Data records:

* START *

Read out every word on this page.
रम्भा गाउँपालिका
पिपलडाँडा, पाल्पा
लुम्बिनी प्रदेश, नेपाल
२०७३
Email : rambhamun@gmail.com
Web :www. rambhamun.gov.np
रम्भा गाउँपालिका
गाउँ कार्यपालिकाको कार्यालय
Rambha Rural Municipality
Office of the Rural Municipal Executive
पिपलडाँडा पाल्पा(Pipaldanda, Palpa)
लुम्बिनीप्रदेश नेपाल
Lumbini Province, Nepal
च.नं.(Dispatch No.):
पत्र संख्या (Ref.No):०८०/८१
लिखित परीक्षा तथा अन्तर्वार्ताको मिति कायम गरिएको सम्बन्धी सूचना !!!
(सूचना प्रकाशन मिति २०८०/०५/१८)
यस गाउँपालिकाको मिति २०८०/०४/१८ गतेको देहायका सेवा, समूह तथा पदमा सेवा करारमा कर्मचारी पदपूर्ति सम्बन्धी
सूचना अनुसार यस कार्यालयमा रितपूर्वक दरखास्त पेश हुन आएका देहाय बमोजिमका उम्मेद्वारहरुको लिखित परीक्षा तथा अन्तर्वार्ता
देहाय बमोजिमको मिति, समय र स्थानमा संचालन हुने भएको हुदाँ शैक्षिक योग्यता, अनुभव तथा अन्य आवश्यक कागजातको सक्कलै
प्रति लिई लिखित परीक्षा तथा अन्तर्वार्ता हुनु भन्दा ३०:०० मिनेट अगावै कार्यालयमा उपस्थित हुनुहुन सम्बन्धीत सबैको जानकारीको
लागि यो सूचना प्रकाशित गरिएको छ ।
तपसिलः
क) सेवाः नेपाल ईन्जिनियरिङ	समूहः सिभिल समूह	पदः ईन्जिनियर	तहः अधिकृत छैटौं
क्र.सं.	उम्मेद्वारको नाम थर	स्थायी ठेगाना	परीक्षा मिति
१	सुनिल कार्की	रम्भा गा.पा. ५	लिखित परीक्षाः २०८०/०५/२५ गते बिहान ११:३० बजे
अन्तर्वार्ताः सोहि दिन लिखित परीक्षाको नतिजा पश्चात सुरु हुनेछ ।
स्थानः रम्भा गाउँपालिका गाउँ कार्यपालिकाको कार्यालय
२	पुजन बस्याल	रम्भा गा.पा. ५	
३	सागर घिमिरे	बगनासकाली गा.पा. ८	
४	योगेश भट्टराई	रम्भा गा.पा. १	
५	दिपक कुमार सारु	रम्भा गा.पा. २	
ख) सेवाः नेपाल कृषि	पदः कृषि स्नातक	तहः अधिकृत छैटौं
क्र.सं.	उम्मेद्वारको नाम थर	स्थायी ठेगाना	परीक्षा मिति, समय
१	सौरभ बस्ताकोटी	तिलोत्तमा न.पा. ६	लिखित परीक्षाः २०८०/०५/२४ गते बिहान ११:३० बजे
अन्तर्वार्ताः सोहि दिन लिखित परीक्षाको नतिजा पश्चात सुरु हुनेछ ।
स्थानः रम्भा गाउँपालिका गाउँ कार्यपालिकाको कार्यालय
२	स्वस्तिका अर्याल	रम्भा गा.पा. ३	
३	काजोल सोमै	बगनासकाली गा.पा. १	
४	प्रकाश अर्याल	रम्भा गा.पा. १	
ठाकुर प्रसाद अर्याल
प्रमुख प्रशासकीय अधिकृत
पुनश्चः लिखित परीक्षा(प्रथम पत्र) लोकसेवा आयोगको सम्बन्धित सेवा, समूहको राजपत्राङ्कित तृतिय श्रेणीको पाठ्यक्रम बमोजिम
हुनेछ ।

* END *

Select all lines in the listing above where the word "Rural" appears, and show them.

Final answer:
Rambha Rural Municipality
Office of the Rural Municipal Executive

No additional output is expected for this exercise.